__Written request__
Determine how many lines carry the word "عبدك". Output that number only.

__Entries supplied__
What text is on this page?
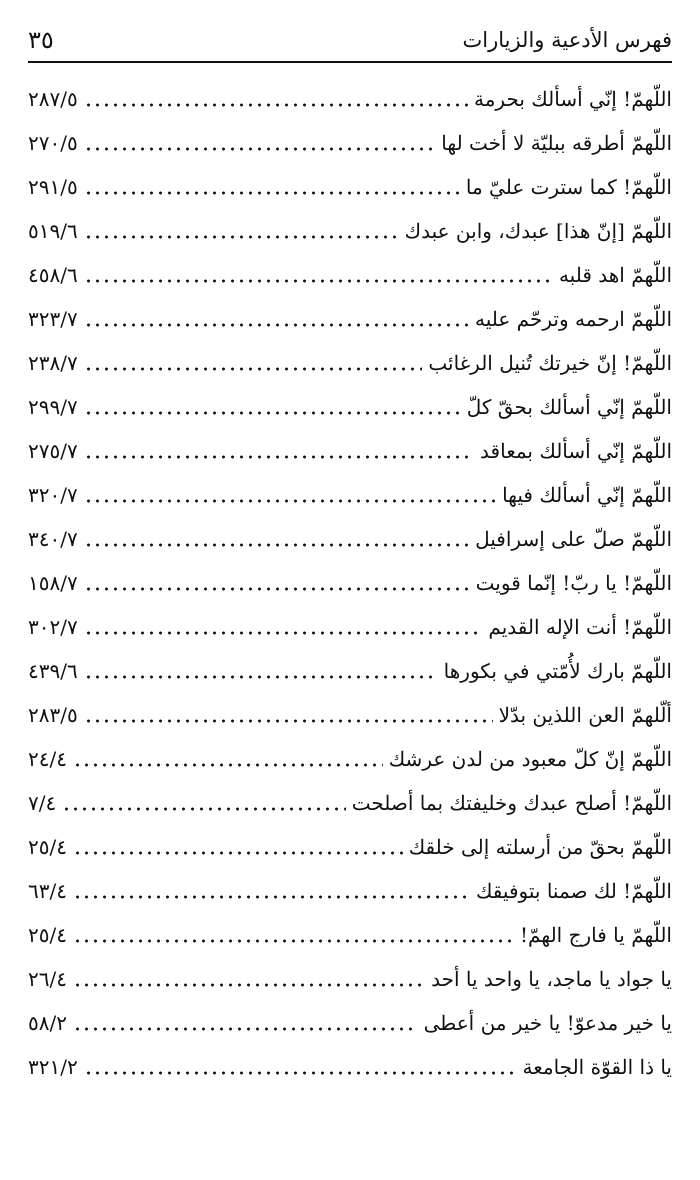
فهرس الأدعية والزيارات
٣٥
اللّهمّ! إنّي أسألك بحرمة
٢٨٧/٥
اللّهمّ أطرقه ببليّة لا أخت لها
٢٧٠/٥
اللّهمّ! كما سترت عليّ ما
٢٩١/٥
اللّهمّ [إنّ هذا] عبدك، وابن عبدك
٥١٩/٦
اللّهمّ اهد قلبه
٤٥٨/٦
اللّهمّ ارحمه وترحّم عليه
٣٢٣/٧
اللّهمّ! إنّ خيرتك تُنيل الرغائب
٢٣٨/٧
اللّهمّ إنّي أسألك بحقّ كلّ
٢٩٩/٧
اللّهمّ إنّي أسألك بمعاقد
٢٧٥/٧
اللّهمّ إنّي أسألك فيها
٣٢٠/٧
اللّهمّ صلّ على إسرافيل
٣٤٠/٧
اللّهمّ! يا ربّ! إنّما قويت
١٥٨/٧
اللّهمّ! أنت الإله القديم
٣٠٢/٧
اللّهمّ بارك لأُمّتي في بكورها
٤٣٩/٦
ألّلهمّ العن اللذين بدّلا
٢٨٣/٥
اللّهمّ إنّ كلّ معبود من لدن عرشك
٢٤/٤
اللّهمّ! أصلح عبدك وخليفتك بما أصلحت
٧/٤
اللّهمّ بحقّ من أرسلته إلى خلقك
٢٥/٤
اللّهمّ! لك صمنا بتوفيقك
٦٣/٤
اللّهمّ يا فارج الهمّ!
٢٥/٤
يا جواد يا ماجد، يا واحد يا أحد
٢٦/٤
يا خير مدعوّ! يا خير من أعطى
٥٨/٢
يا ذا القوّة الجامعة
٣٢١/٢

__Result of the task__
2